Give the number of lines that include the word "Heliocentric", nothing more.
[Start DATA SHOWN]
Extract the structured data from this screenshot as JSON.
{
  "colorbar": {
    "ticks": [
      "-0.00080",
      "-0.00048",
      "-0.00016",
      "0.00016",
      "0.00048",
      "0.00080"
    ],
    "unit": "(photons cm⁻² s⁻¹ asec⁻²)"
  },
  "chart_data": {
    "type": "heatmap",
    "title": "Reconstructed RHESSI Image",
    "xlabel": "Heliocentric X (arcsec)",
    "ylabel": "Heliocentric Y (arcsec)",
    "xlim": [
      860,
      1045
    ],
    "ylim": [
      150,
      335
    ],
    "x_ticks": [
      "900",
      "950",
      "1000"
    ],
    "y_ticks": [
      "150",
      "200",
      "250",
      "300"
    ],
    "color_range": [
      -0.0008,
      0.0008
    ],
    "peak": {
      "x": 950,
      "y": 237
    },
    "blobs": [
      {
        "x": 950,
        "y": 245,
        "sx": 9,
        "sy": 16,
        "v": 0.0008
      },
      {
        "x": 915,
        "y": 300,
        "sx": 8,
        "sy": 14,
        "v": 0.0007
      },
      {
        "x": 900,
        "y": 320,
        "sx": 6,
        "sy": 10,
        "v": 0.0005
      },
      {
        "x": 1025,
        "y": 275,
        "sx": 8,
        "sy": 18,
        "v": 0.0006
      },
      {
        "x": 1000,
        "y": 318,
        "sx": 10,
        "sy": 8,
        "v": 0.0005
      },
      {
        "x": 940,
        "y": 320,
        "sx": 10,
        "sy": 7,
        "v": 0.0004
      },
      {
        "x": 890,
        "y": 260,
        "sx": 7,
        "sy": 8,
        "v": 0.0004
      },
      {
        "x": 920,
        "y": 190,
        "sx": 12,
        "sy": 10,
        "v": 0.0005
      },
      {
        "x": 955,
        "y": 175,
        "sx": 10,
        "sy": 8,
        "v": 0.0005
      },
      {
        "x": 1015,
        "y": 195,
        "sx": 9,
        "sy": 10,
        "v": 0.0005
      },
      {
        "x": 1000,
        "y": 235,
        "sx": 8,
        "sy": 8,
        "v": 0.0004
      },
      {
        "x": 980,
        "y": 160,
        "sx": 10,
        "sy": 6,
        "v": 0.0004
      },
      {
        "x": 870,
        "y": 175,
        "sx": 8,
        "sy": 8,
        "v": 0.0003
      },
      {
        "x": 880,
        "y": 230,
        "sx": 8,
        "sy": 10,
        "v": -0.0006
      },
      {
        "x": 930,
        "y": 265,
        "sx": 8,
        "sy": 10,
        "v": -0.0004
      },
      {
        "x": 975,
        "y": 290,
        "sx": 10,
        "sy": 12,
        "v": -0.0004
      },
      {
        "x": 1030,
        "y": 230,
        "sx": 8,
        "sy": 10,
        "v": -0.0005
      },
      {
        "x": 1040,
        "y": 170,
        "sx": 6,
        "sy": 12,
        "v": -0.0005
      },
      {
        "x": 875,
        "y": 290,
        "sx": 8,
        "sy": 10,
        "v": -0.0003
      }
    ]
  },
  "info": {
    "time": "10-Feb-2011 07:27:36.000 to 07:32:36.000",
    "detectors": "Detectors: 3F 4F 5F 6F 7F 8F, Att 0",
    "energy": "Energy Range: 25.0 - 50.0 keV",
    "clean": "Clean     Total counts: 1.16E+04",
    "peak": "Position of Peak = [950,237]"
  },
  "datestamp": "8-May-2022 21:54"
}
[End DATA SHOWN]
→ TASK SOLUTION: 2